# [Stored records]
-*-*-

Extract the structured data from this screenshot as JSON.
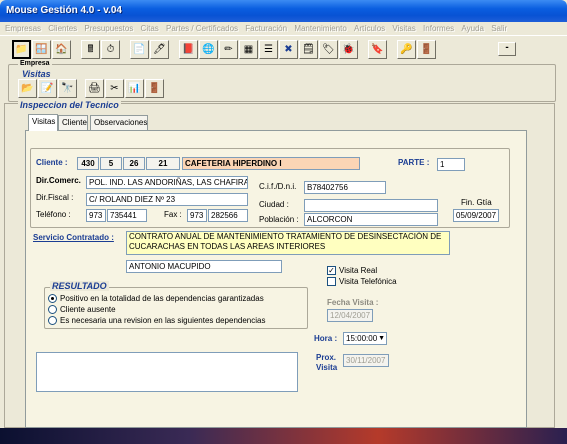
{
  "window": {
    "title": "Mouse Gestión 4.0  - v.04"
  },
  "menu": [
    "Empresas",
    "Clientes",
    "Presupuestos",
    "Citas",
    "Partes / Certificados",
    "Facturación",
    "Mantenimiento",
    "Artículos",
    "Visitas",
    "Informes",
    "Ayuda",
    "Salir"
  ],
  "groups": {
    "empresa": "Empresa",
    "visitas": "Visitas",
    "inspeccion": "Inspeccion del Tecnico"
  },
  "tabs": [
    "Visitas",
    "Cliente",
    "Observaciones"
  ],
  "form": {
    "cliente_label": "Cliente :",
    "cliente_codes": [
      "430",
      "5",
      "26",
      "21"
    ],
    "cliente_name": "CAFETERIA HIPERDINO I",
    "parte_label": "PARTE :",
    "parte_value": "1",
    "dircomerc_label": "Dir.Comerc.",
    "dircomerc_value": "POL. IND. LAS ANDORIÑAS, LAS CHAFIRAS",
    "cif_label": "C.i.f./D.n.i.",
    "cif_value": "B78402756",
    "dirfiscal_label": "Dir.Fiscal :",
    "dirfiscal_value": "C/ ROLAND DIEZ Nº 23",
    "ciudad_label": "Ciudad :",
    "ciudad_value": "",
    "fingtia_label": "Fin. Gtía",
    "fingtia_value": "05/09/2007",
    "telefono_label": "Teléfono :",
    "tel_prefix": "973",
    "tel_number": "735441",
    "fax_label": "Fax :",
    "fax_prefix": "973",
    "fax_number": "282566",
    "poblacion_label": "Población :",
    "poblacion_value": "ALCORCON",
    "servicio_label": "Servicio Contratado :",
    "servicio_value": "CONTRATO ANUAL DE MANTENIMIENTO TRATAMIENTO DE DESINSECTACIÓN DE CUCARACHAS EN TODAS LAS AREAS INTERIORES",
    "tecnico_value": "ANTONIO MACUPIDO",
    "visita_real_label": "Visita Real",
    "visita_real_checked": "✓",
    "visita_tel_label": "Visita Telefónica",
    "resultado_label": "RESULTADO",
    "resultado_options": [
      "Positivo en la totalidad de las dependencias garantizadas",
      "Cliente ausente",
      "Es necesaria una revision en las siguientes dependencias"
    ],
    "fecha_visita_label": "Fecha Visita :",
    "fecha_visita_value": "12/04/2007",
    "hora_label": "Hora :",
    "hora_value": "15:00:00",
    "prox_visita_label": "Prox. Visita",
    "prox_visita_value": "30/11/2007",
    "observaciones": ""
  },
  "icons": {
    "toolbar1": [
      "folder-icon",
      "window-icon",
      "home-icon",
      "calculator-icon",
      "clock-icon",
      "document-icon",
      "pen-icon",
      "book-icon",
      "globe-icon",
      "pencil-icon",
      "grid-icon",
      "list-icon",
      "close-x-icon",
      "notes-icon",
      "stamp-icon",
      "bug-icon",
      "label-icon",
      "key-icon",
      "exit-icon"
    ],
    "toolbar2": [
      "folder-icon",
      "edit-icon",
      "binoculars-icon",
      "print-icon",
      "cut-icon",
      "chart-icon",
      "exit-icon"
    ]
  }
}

-*-*-

# [Task instructions]
Each line of the data should be quoted exactly, with pictures left out.

# [Final result]
Extract the structured data from this screenshot as JSON.
{
  "window": {
    "title": "Mouse Gestión 4.0  - v.04"
  },
  "menu": [
    "Empresas",
    "Clientes",
    "Presupuestos",
    "Citas",
    "Partes / Certificados",
    "Facturación",
    "Mantenimiento",
    "Artículos",
    "Visitas",
    "Informes",
    "Ayuda",
    "Salir"
  ],
  "groups": {
    "empresa": "Empresa",
    "visitas": "Visitas",
    "inspeccion": "Inspeccion del Tecnico"
  },
  "tabs": [
    "Visitas",
    "Cliente",
    "Observaciones"
  ],
  "form": {
    "cliente_label": "Cliente :",
    "cliente_codes": [
      "430",
      "5",
      "26",
      "21"
    ],
    "cliente_name": "CAFETERIA HIPERDINO I",
    "parte_label": "PARTE :",
    "parte_value": "1",
    "dircomerc_label": "Dir.Comerc.",
    "dircomerc_value": "POL. IND. LAS ANDORIÑAS, LAS CHAFIRAS",
    "cif_label": "C.i.f./D.n.i.",
    "cif_value": "B78402756",
    "dirfiscal_label": "Dir.Fiscal :",
    "dirfiscal_value": "C/ ROLAND DIEZ Nº 23",
    "ciudad_label": "Ciudad :",
    "ciudad_value": "",
    "fingtia_label": "Fin. Gtía",
    "fingtia_value": "05/09/2007",
    "telefono_label": "Teléfono :",
    "tel_prefix": "973",
    "tel_number": "735441",
    "fax_label": "Fax :",
    "fax_prefix": "973",
    "fax_number": "282566",
    "poblacion_label": "Población :",
    "poblacion_value": "ALCORCON",
    "servicio_label": "Servicio Contratado :",
    "servicio_value": "CONTRATO ANUAL DE MANTENIMIENTO TRATAMIENTO DE DESINSECTACIÓN DE CUCARACHAS EN TODAS LAS AREAS INTERIORES",
    "tecnico_value": "ANTONIO MACUPIDO",
    "visita_real_label": "Visita Real",
    "visita_real_checked": "✓",
    "visita_tel_label": "Visita Telefónica",
    "resultado_label": "RESULTADO",
    "resultado_options": [
      "Positivo en la totalidad de las dependencias garantizadas",
      "Cliente ausente",
      "Es necesaria una revision en las siguientes dependencias"
    ],
    "fecha_visita_label": "Fecha Visita :",
    "fecha_visita_value": "12/04/2007",
    "hora_label": "Hora :",
    "hora_value": "15:00:00",
    "prox_visita_label": "Prox. Visita",
    "prox_visita_value": "30/11/2007",
    "observaciones": ""
  },
  "icons": {
    "toolbar1": [
      "folder-icon",
      "window-icon",
      "home-icon",
      "calculator-icon",
      "clock-icon",
      "document-icon",
      "pen-icon",
      "book-icon",
      "globe-icon",
      "pencil-icon",
      "grid-icon",
      "list-icon",
      "close-x-icon",
      "notes-icon",
      "stamp-icon",
      "bug-icon",
      "label-icon",
      "key-icon",
      "exit-icon"
    ],
    "toolbar2": [
      "folder-icon",
      "edit-icon",
      "binoculars-icon",
      "print-icon",
      "cut-icon",
      "chart-icon",
      "exit-icon"
    ]
  }
}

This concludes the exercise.